▶ Description of the task
Reproduce the listing word for word. Skip any image.

○ ○ ○ ○

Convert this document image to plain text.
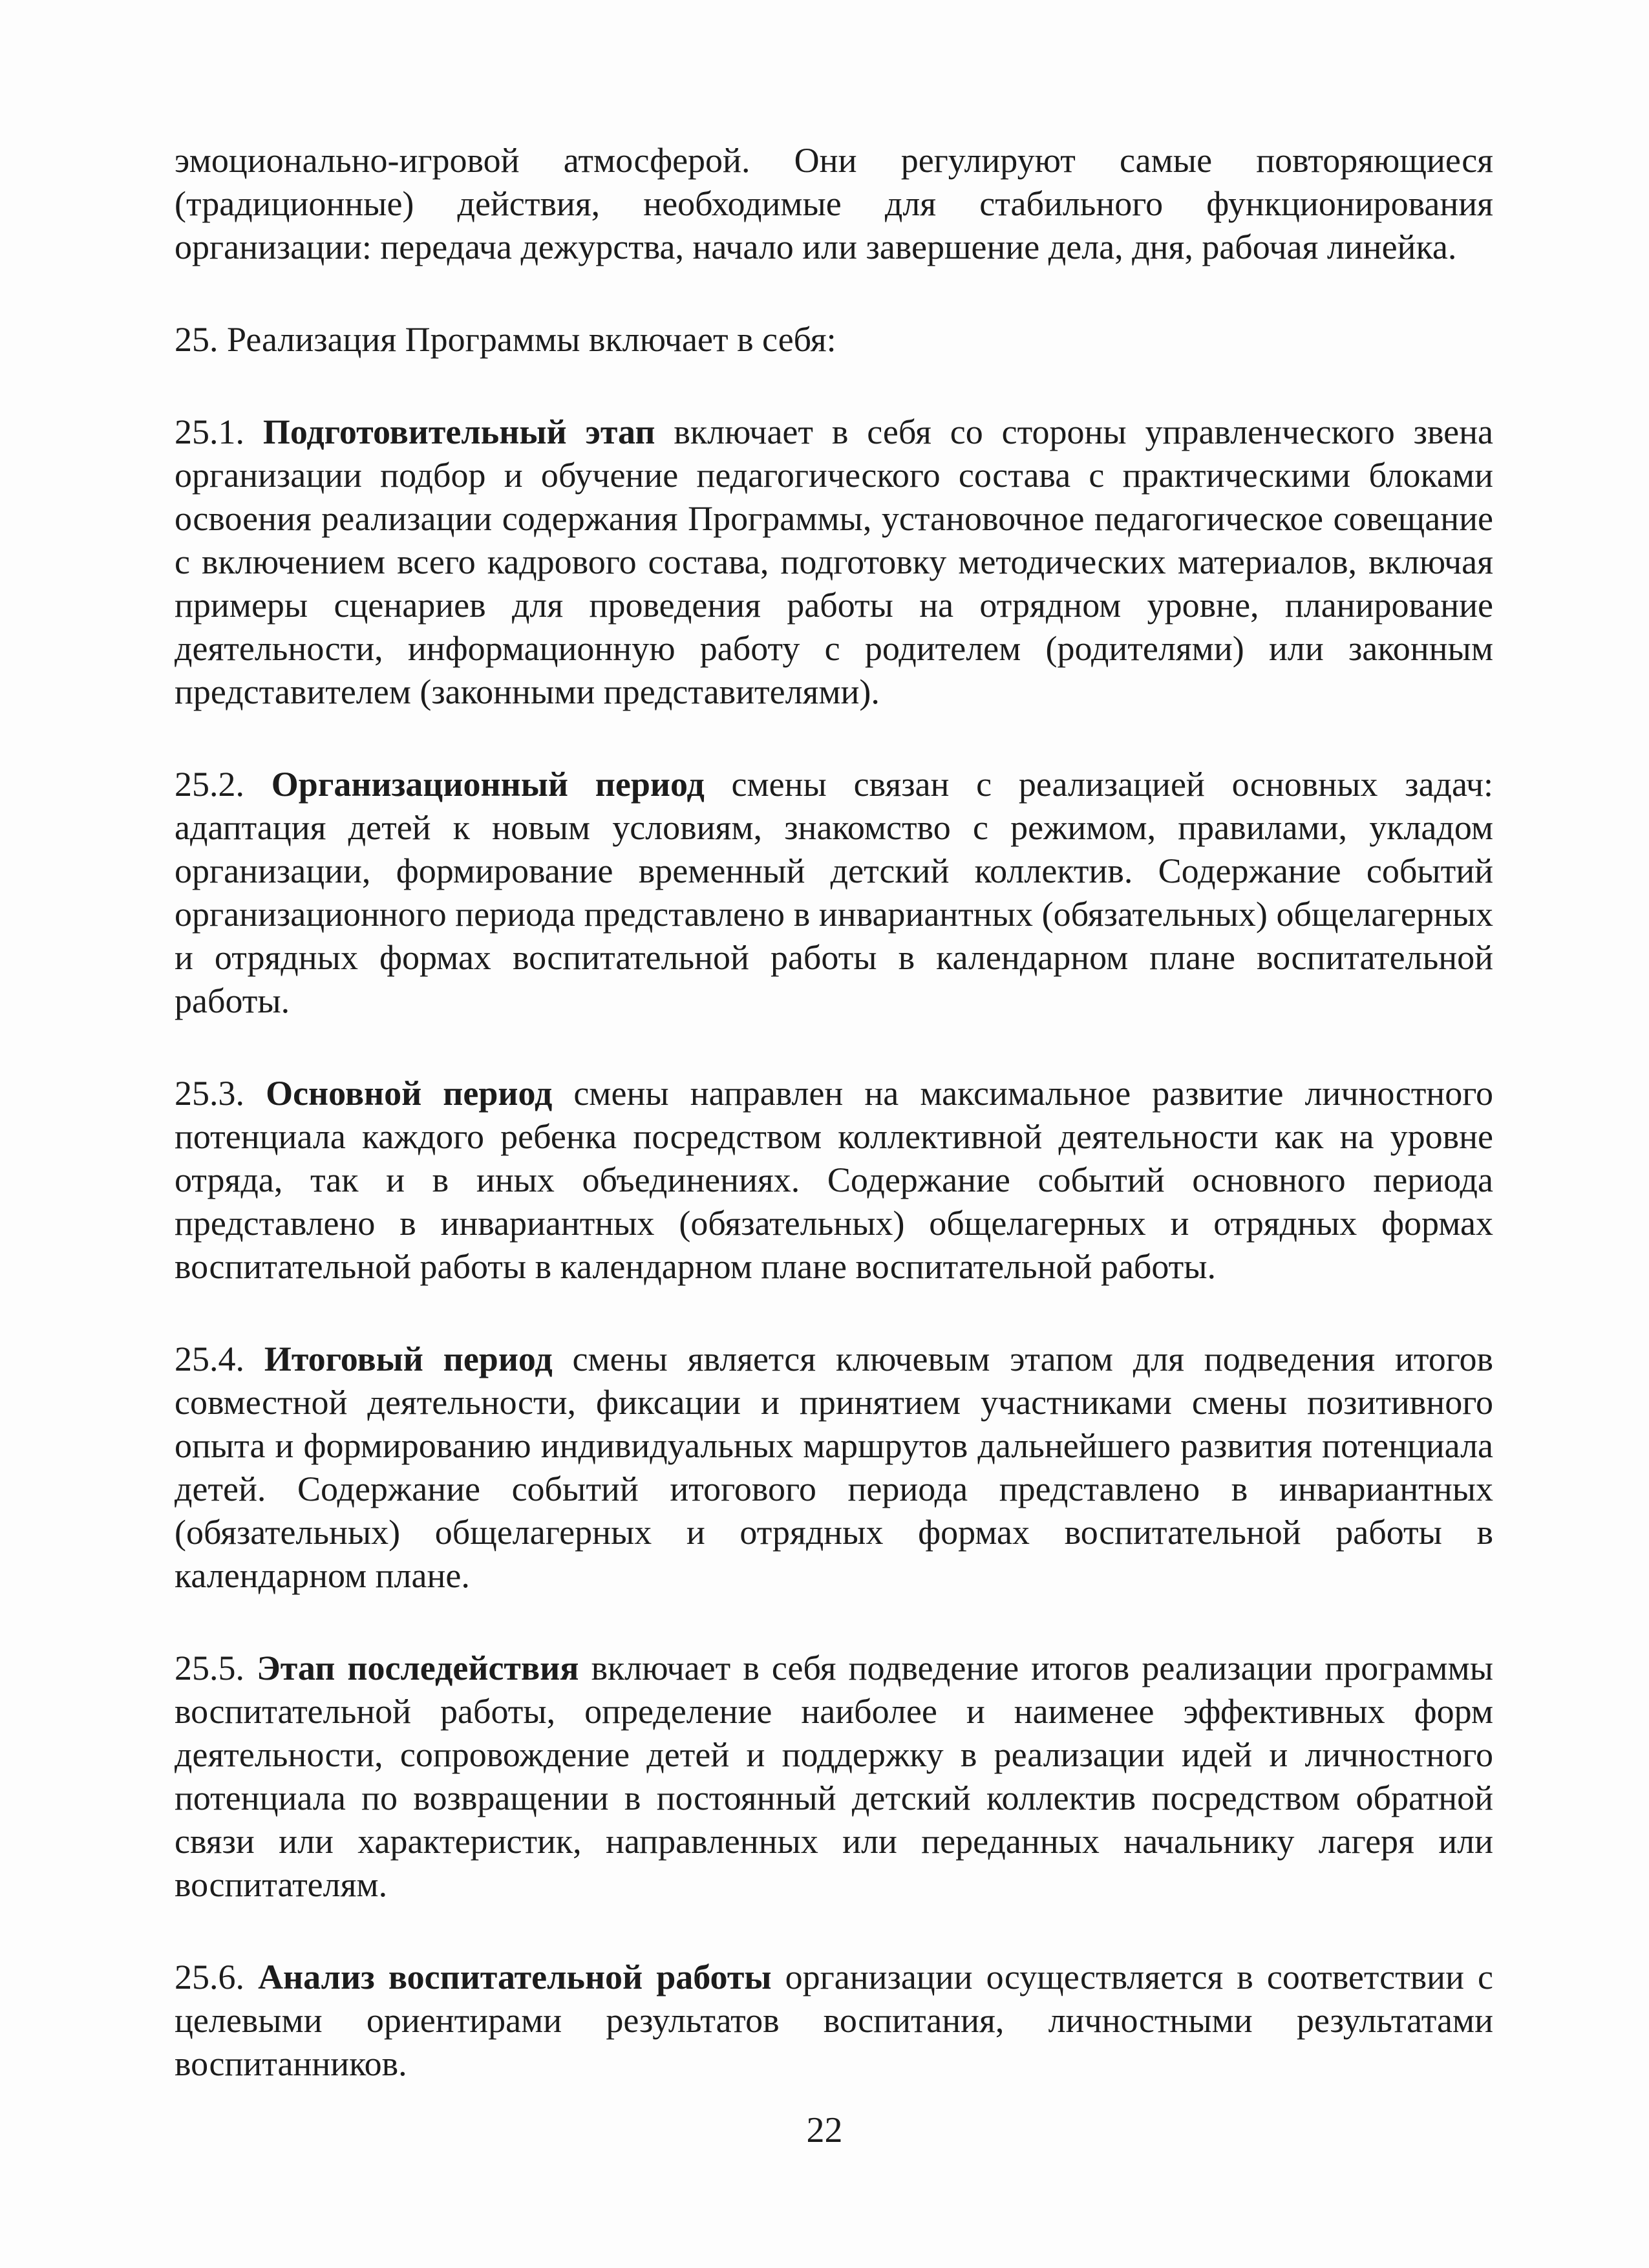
эмоционально-игровой атмосферой. Они регулируют самые повторяющиеся (традиционные) действия, необходимые для стабильного функционирования организации: передача дежурства, начало или завершение дела, дня, рабочая линейка.

25. Реализация Программы включает в себя:

25.1. Подготовительный этап включает в себя со стороны управленческого звена организации подбор и обучение педагогического состава с практическими блоками освоения реализации содержания Программы, установочное педагогическое совещание с включением всего кадрового состава, подготовку методических материалов, включая примеры сценариев для проведения работы на отрядном уровне, планирование деятельности, информационную работу с родителем (родителями) или законным представителем (законными представителями).

25.2. Организационный период смены связан с реализацией основных задач: адаптация детей к новым условиям, знакомство с режимом, правилами, укладом организации, формирование временный детский коллектив. Содержание событий организационного периода представлено в инвариантных (обязательных) общелагерных и отрядных формах воспитательной работы в календарном плане воспитательной работы.

25.3. Основной период смены направлен на максимальное развитие личностного потенциала каждого ребенка посредством коллективной деятельности как на уровне отряда, так и в иных объединениях. Содержание событий основного периода представлено в инвариантных (обязательных) общелагерных и отрядных формах воспитательной работы в календарном плане воспитательной работы.

25.4. Итоговый период смены является ключевым этапом для подведения итогов совместной деятельности, фиксации и принятием участниками смены позитивного опыта и формированию индивидуальных маршрутов дальнейшего развития потенциала детей. Содержание событий итогового периода представлено в инвариантных (обязательных) общелагерных и отрядных формах воспитательной работы в календарном плане.

25.5. Этап последействия включает в себя подведение итогов реализации программы воспитательной работы, определение наиболее и наименее эффективных форм деятельности, сопровождение детей и поддержку в реализации идей и личностного потенциала по возвращении в постоянный детский коллектив посредством обратной связи или характеристик, направленных или переданных начальнику лагеря или воспитателям.

25.6. Анализ воспитательной работы организации осуществляется в соответствии с целевыми ориентирами результатов воспитания, личностными результатами воспитанников.

22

○ ○ ○ ○

▶ Answer for the task
Convert this document image to plain text.
эмоционально-игровой атмосферой. Они регулируют самые повторяющиеся (традиционные) действия, необходимые для стабильного функционирования организации: передача дежурства, начало или завершение дела, дня, рабочая линейка.

25. Реализация Программы включает в себя:

25.1. Подготовительный этап включает в себя со стороны управленческого звена организации подбор и обучение педагогического состава с практическими блоками освоения реализации содержания Программы, установочное педагогическое совещание с включением всего кадрового состава, подготовку методических материалов, включая примеры сценариев для проведения работы на отрядном уровне, планирование деятельности, информационную работу с родителем (родителями) или законным представителем (законными представителями).

25.2. Организационный период смены связан с реализацией основных задач: адаптация детей к новым условиям, знакомство с режимом, правилами, укладом организации, формирование временный детский коллектив. Содержание событий организационного периода представлено в инвариантных (обязательных) общелагерных и отрядных формах воспитательной работы в календарном плане воспитательной работы.

25.3. Основной период смены направлен на максимальное развитие личностного потенциала каждого ребенка посредством коллективной деятельности как на уровне отряда, так и в иных объединениях. Содержание событий основного периода представлено в инвариантных (обязательных) общелагерных и отрядных формах воспитательной работы в календарном плане воспитательной работы.

25.4. Итоговый период смены является ключевым этапом для подведения итогов совместной деятельности, фиксации и принятием участниками смены позитивного опыта и формированию индивидуальных маршрутов дальнейшего развития потенциала детей. Содержание событий итогового периода представлено в инвариантных (обязательных) общелагерных и отрядных формах воспитательной работы в календарном плане.

25.5. Этап последействия включает в себя подведение итогов реализации программы воспитательной работы, определение наиболее и наименее эффективных форм деятельности, сопровождение детей и поддержку в реализации идей и личностного потенциала по возвращении в постоянный детский коллектив посредством обратной связи или характеристик, направленных или переданных начальнику лагеря или воспитателям.

25.6. Анализ воспитательной работы организации осуществляется в соответствии с целевыми ориентирами результатов воспитания, личностными результатами воспитанников.

22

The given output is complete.